[What needs to be done]: Using the data below, gather each line that includes the word "embarazadas".

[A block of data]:
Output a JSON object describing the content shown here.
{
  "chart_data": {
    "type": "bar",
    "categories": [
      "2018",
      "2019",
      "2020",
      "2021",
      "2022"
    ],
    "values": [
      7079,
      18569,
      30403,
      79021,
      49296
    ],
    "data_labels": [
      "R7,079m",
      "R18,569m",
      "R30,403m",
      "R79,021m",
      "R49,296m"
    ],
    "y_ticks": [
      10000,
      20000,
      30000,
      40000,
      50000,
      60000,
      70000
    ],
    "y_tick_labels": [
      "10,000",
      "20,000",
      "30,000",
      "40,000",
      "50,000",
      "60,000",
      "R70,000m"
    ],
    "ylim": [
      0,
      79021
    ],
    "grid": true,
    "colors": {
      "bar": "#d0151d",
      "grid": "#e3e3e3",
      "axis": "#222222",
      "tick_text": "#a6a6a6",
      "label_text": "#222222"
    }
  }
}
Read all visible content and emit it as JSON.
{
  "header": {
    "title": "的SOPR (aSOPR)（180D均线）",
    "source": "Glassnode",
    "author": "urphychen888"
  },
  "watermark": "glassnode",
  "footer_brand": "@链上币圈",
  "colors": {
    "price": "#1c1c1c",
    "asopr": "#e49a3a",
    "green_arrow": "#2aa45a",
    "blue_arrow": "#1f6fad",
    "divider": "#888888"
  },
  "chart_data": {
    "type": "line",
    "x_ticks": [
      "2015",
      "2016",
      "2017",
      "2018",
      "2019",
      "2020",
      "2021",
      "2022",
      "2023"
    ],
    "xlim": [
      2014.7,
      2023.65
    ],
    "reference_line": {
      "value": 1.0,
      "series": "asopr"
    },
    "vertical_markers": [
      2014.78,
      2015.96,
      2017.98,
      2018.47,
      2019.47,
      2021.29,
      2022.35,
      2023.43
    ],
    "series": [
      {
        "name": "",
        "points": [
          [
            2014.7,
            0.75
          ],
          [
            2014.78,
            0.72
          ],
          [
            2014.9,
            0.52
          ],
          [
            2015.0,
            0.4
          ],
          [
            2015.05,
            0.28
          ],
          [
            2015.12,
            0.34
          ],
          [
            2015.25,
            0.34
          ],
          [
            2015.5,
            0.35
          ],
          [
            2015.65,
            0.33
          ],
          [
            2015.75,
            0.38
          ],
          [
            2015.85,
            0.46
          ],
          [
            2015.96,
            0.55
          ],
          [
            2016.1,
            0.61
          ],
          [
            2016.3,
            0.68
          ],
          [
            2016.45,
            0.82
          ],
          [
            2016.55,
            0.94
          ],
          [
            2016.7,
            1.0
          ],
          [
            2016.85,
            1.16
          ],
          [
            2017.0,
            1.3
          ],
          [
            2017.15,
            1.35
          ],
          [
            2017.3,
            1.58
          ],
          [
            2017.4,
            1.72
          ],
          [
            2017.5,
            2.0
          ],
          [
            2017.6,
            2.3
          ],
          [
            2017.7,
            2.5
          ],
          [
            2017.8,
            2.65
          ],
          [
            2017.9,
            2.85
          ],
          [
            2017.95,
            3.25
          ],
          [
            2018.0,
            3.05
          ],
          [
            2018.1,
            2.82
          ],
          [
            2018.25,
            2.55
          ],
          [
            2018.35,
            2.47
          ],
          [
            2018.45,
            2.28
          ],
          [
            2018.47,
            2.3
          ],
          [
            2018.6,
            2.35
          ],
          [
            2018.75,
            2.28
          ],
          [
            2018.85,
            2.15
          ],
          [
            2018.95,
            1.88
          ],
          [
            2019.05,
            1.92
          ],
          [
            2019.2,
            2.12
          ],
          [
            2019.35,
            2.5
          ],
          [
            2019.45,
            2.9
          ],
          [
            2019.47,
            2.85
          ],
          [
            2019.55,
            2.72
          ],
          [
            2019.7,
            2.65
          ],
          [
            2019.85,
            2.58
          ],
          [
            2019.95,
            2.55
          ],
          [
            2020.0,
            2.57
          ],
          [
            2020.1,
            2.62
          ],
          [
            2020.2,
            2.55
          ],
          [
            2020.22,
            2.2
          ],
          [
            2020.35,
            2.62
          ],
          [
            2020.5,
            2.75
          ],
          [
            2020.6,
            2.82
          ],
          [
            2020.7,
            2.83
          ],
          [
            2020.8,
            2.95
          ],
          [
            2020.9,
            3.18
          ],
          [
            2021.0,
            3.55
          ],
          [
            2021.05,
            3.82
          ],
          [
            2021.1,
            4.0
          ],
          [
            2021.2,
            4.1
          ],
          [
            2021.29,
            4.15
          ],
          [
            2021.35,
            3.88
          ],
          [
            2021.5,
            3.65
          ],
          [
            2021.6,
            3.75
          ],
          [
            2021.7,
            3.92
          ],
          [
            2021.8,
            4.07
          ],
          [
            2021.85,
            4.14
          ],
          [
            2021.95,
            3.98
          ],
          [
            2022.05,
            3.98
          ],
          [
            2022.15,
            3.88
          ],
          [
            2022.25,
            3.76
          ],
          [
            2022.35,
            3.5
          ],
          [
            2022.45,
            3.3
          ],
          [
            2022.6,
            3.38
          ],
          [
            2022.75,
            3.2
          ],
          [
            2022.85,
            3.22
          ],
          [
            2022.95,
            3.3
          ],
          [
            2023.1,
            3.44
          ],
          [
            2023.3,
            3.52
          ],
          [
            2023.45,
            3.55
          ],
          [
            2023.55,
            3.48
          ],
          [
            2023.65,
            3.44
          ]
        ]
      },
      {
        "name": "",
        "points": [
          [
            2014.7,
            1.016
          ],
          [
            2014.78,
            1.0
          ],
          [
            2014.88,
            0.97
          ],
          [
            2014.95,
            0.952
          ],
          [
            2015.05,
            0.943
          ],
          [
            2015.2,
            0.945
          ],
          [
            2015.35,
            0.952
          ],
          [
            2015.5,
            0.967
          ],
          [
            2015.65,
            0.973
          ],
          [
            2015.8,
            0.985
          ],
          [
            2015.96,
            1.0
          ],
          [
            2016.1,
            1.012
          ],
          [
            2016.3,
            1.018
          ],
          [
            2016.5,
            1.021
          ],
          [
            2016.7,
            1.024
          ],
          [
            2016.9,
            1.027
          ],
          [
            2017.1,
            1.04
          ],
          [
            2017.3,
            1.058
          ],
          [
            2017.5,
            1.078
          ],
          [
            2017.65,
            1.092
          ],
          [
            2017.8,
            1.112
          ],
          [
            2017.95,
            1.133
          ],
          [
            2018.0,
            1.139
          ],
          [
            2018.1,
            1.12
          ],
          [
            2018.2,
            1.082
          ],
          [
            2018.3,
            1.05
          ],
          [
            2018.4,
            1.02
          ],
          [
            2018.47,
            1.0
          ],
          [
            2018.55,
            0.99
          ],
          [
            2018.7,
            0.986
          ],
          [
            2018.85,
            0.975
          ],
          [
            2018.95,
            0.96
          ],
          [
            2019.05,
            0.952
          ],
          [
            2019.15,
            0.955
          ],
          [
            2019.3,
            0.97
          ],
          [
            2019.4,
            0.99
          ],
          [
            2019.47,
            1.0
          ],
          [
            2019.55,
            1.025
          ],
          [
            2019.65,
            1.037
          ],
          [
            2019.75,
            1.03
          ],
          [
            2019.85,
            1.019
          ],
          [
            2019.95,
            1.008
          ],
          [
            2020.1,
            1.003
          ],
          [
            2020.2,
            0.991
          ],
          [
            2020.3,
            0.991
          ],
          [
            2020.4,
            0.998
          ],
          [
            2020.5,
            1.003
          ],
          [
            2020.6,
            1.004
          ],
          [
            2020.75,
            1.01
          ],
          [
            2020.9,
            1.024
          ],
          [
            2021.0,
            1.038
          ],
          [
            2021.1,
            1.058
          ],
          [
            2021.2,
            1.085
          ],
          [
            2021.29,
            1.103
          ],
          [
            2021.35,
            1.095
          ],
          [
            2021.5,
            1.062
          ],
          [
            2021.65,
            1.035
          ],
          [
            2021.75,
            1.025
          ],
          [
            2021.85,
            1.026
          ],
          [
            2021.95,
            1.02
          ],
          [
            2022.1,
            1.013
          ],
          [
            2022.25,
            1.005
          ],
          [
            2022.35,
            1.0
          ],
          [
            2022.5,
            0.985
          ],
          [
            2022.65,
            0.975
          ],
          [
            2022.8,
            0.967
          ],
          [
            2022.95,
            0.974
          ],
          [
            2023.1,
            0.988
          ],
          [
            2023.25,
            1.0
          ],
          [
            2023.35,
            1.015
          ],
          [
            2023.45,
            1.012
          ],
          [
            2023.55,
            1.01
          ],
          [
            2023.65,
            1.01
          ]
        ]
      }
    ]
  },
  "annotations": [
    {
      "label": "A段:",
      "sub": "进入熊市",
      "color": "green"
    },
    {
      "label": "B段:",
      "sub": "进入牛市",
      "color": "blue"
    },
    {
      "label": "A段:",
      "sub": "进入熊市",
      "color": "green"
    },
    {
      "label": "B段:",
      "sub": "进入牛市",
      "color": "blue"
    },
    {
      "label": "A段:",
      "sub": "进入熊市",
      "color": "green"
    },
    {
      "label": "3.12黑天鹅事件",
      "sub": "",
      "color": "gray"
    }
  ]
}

==

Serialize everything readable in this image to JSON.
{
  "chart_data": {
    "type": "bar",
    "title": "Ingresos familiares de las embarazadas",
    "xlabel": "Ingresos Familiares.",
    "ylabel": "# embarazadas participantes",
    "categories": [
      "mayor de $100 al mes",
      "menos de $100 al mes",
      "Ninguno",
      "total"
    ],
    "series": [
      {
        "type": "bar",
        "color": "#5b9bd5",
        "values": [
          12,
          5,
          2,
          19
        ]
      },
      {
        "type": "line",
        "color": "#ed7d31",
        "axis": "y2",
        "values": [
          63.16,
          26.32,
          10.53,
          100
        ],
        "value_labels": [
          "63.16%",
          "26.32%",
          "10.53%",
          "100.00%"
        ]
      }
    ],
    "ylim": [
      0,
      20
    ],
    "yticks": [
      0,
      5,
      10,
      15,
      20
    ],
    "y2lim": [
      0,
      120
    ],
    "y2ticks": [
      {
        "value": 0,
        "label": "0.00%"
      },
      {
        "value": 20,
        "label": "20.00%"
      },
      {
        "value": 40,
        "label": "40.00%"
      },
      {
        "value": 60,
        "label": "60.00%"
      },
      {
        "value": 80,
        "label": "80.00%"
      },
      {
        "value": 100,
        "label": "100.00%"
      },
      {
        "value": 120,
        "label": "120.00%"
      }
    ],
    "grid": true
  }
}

* * *

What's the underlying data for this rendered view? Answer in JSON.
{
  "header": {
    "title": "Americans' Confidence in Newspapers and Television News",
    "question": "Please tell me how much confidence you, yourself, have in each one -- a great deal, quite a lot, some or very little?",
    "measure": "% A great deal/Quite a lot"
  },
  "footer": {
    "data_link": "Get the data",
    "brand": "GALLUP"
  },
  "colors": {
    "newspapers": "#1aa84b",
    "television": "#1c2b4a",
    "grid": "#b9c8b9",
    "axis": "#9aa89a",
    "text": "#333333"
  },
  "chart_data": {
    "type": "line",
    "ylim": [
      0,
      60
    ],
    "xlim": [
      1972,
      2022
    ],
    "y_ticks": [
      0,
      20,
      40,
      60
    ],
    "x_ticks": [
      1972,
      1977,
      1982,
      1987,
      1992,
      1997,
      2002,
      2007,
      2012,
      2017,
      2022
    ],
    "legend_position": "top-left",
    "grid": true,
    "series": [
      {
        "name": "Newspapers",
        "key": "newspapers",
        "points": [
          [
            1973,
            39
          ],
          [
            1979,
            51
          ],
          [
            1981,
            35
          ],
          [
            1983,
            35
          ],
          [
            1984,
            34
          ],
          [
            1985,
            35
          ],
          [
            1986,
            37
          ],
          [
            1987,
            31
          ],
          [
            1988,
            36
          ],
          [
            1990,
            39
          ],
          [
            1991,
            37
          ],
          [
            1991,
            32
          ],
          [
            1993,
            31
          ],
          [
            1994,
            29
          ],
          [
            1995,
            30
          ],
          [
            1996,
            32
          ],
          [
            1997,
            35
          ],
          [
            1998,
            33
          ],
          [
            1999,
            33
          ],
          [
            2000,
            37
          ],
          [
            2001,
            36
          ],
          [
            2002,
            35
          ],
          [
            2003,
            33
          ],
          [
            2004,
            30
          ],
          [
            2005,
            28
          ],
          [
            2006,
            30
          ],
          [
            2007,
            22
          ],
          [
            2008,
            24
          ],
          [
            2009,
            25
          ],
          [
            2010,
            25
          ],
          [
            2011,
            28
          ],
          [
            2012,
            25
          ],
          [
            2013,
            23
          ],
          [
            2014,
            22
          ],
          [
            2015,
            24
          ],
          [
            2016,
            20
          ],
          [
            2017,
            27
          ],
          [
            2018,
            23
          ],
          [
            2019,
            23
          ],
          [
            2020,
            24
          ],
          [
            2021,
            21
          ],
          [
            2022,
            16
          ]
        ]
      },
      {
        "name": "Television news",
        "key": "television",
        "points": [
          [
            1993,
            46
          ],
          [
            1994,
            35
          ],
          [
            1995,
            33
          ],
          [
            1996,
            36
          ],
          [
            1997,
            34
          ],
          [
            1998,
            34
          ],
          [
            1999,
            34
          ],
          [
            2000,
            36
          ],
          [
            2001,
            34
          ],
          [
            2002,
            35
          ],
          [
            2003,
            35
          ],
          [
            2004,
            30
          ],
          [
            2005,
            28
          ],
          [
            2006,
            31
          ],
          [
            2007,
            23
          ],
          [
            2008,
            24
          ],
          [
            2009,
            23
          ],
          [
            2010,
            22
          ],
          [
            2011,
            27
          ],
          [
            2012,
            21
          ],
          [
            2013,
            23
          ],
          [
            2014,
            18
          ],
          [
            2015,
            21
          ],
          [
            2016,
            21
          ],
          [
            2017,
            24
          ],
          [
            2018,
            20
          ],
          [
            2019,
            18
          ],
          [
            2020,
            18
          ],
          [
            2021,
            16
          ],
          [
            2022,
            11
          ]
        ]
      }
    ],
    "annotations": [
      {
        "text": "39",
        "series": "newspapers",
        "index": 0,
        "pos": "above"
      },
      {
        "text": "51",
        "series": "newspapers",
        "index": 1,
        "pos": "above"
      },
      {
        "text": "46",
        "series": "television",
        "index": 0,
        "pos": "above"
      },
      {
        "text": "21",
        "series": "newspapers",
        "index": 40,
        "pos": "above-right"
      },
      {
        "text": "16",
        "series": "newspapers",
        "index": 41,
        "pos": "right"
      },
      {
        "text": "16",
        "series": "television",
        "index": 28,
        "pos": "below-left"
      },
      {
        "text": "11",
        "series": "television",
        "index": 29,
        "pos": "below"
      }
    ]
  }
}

[Expected output]:
    "title": "Ingresos familiares de las embarazadas",
    "ylabel": "# embarazadas participantes",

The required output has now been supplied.